*Material provided*:
---
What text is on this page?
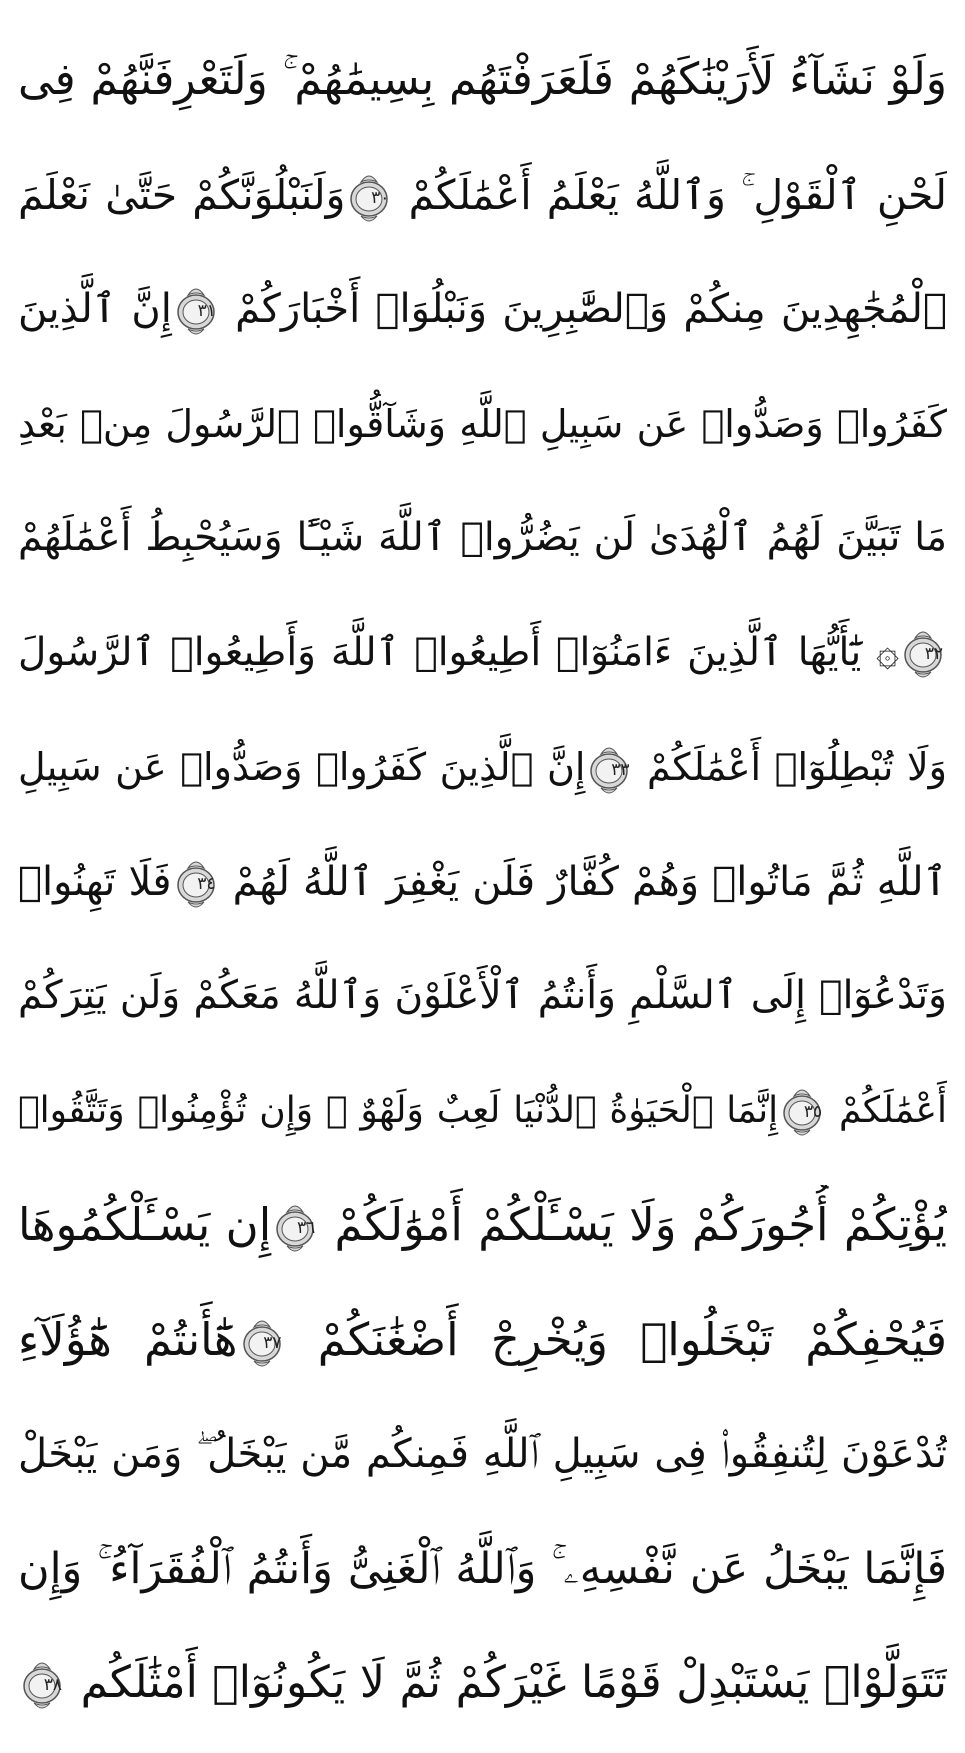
وَلَوْ نَشَآءُ لَأَرَيْنَٰكَهُمْ فَلَعَرَفْتَهُم بِسِيمَٰهُمْ ۚ وَلَتَعْرِفَنَّهُمْ فِى
لَحْنِ ٱلْقَوْلِ ۚ وَٱللَّهُ يَعْلَمُ أَعْمَٰلَكُمْ
٣٠
وَلَنَبْلُوَنَّكُمْ حَتَّىٰ نَعْلَمَ
ٱلْمُجَٰهِدِينَ مِنكُمْ وَٱلصَّٰبِرِينَ وَنَبْلُوَا۟ أَخْبَارَكُمْ
٣١
إِنَّ ٱلَّذِينَ
كَفَرُوا۟ وَصَدُّوا۟ عَن سَبِيلِ ٱللَّهِ وَشَآقُّوا۟ ٱلرَّسُولَ مِنۢ بَعْدِ
مَا تَبَيَّنَ لَهُمُ ٱلْهُدَىٰ لَن يَضُرُّوا۟ ٱللَّهَ شَيْـًٔا وَسَيُحْبِطُ أَعْمَٰلَهُمْ
٣٢
۞ يَٰٓأَيُّهَا ٱلَّذِينَ ءَامَنُوٓا۟ أَطِيعُوا۟ ٱللَّهَ وَأَطِيعُوا۟ ٱلرَّسُولَ
وَلَا تُبْطِلُوٓا۟ أَعْمَٰلَكُمْ
٣٣
إِنَّ ٱلَّذِينَ كَفَرُوا۟ وَصَدُّوا۟ عَن سَبِيلِ
ٱللَّهِ ثُمَّ مَاتُوا۟ وَهُمْ كُفَّارٌ فَلَن يَغْفِرَ ٱللَّهُ لَهُمْ
٣٤
فَلَا تَهِنُوا۟
وَتَدْعُوٓا۟ إِلَى ٱلسَّلْمِ وَأَنتُمُ ٱلْأَعْلَوْنَ وَٱللَّهُ مَعَكُمْ وَلَن يَتِرَكُمْ
أَعْمَٰلَكُمْ
٣٥
إِنَّمَا ٱلْحَيَوٰةُ ٱلدُّنْيَا لَعِبٌ وَلَهْوٌ ۚ وَإِن تُؤْمِنُوا۟ وَتَتَّقُوا۟
يُؤْتِكُمْ أُجُورَكُمْ وَلَا يَسْـَٔلْكُمْ أَمْوَٰلَكُمْ
٣٦
إِن يَسْـَٔلْكُمُوهَا
فَيُحْفِكُمْ تَبْخَلُوا۟ وَيُخْرِجْ أَضْغَٰنَكُمْ
٣٧
هَٰٓأَنتُمْ هَٰٓؤُلَآءِ
تُدْعَوْنَ لِتُنفِقُوا۟ فِى سَبِيلِ ٱللَّهِ فَمِنكُم مَّن يَبْخَلُ ۖ وَمَن يَبْخَلْ
فَإِنَّمَا يَبْخَلُ عَن نَّفْسِهِۦ ۚ وَٱللَّهُ ٱلْغَنِىُّ وَأَنتُمُ ٱلْفُقَرَآءُ ۚ وَإِن
تَتَوَلَّوْا۟ يَسْتَبْدِلْ قَوْمًا غَيْرَكُمْ ثُمَّ لَا يَكُونُوٓا۟ أَمْثَٰلَكُم
٣٨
---
*Directive*:
Quote every line of the records above exactly; no picture is to be copied.

*Solution to this task*:
What text is on this page?
وَلَوْ نَشَآءُ لَأَرَيْنَٰكَهُمْ فَلَعَرَفْتَهُم بِسِيمَٰهُمْ ۚ وَلَتَعْرِفَنَّهُمْ فِى
لَحْنِ ٱلْقَوْلِ ۚ وَٱللَّهُ يَعْلَمُ أَعْمَٰلَكُمْ
٣٠
وَلَنَبْلُوَنَّكُمْ حَتَّىٰ نَعْلَمَ
ٱلْمُجَٰهِدِينَ مِنكُمْ وَٱلصَّٰبِرِينَ وَنَبْلُوَا۟ أَخْبَارَكُمْ
٣١
إِنَّ ٱلَّذِينَ
كَفَرُوا۟ وَصَدُّوا۟ عَن سَبِيلِ ٱللَّهِ وَشَآقُّوا۟ ٱلرَّسُولَ مِنۢ بَعْدِ
مَا تَبَيَّنَ لَهُمُ ٱلْهُدَىٰ لَن يَضُرُّوا۟ ٱللَّهَ شَيْـًٔا وَسَيُحْبِطُ أَعْمَٰلَهُمْ
٣٢
۞ يَٰٓأَيُّهَا ٱلَّذِينَ ءَامَنُوٓا۟ أَطِيعُوا۟ ٱللَّهَ وَأَطِيعُوا۟ ٱلرَّسُولَ
وَلَا تُبْطِلُوٓا۟ أَعْمَٰلَكُمْ
٣٣
إِنَّ ٱلَّذِينَ كَفَرُوا۟ وَصَدُّوا۟ عَن سَبِيلِ
ٱللَّهِ ثُمَّ مَاتُوا۟ وَهُمْ كُفَّارٌ فَلَن يَغْفِرَ ٱللَّهُ لَهُمْ
٣٤
فَلَا تَهِنُوا۟
وَتَدْعُوٓا۟ إِلَى ٱلسَّلْمِ وَأَنتُمُ ٱلْأَعْلَوْنَ وَٱللَّهُ مَعَكُمْ وَلَن يَتِرَكُمْ
أَعْمَٰلَكُمْ
٣٥
إِنَّمَا ٱلْحَيَوٰةُ ٱلدُّنْيَا لَعِبٌ وَلَهْوٌ ۚ وَإِن تُؤْمِنُوا۟ وَتَتَّقُوا۟
يُؤْتِكُمْ أُجُورَكُمْ وَلَا يَسْـَٔلْكُمْ أَمْوَٰلَكُمْ
٣٦
إِن يَسْـَٔلْكُمُوهَا
فَيُحْفِكُمْ تَبْخَلُوا۟ وَيُخْرِجْ أَضْغَٰنَكُمْ
٣٧
هَٰٓأَنتُمْ هَٰٓؤُلَآءِ
تُدْعَوْنَ لِتُنفِقُوا۟ فِى سَبِيلِ ٱللَّهِ فَمِنكُم مَّن يَبْخَلُ ۖ وَمَن يَبْخَلْ
فَإِنَّمَا يَبْخَلُ عَن نَّفْسِهِۦ ۚ وَٱللَّهُ ٱلْغَنِىُّ وَأَنتُمُ ٱلْفُقَرَآءُ ۚ وَإِن
تَتَوَلَّوْا۟ يَسْتَبْدِلْ قَوْمًا غَيْرَكُمْ ثُمَّ لَا يَكُونُوٓا۟ أَمْثَٰلَكُم
٣٨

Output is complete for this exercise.